_EXERCISE TASK:_
Return each line containing the string "ابادان".

-- START DATA SHOWN --

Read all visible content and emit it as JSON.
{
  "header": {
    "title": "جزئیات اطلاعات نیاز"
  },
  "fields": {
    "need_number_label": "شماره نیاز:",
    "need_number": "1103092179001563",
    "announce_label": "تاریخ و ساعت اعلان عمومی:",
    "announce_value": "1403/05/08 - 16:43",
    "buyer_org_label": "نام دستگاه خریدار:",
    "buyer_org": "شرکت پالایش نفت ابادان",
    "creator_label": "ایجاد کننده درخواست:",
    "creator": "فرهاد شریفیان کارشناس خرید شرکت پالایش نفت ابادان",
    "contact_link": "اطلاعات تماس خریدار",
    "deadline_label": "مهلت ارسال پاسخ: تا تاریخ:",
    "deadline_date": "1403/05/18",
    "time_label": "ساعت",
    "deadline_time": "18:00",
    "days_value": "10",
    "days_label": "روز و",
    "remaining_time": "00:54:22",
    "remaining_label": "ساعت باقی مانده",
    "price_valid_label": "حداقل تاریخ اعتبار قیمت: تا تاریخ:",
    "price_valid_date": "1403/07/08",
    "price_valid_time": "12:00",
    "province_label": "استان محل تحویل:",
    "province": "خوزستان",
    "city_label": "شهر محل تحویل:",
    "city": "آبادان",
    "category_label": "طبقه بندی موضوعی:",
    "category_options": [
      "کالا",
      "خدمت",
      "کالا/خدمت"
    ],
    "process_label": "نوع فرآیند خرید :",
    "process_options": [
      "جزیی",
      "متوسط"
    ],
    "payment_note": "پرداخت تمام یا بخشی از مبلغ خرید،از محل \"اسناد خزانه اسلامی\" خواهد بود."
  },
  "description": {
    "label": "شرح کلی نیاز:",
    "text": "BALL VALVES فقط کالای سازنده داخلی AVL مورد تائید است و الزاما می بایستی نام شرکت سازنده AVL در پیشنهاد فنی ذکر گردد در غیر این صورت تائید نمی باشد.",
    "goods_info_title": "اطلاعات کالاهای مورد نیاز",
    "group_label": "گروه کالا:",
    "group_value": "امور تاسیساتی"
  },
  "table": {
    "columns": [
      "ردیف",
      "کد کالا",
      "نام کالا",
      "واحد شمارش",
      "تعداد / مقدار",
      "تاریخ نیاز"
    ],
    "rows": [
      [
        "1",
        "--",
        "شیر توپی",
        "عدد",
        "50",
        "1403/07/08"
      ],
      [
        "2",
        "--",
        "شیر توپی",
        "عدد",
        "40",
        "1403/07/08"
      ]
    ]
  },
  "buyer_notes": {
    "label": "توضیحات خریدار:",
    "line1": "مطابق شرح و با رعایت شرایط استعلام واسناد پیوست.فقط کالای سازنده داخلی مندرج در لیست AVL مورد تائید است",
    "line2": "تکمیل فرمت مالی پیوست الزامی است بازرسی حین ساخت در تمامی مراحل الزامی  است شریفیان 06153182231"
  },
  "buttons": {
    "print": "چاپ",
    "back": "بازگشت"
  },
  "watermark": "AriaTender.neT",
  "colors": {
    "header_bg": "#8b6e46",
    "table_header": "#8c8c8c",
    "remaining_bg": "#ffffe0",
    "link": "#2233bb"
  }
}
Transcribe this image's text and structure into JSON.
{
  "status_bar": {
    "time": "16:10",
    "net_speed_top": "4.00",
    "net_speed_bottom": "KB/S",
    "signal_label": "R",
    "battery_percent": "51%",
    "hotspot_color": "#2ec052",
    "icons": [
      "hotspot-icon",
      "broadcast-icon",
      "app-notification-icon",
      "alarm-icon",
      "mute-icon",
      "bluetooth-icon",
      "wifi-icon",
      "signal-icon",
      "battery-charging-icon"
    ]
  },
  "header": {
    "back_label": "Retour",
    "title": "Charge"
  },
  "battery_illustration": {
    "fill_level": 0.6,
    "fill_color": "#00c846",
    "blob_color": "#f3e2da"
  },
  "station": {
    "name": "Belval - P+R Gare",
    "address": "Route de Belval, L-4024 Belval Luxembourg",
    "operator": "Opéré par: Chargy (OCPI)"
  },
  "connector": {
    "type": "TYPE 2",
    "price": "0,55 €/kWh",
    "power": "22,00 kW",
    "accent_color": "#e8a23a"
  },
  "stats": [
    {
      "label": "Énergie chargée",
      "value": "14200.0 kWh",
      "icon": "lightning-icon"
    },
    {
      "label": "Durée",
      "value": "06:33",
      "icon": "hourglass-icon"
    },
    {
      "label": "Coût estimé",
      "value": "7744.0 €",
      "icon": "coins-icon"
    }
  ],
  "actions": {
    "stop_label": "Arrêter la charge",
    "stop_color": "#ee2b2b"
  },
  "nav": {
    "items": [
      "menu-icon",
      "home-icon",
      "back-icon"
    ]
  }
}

-- END DATA SHOWN --

_FINAL RESULT:_
    "buyer_org": "شرکت پالایش نفت ابادان",
    "creator": "فرهاد شریفیان کارشناس خرید شرکت پالایش نفت ابادان",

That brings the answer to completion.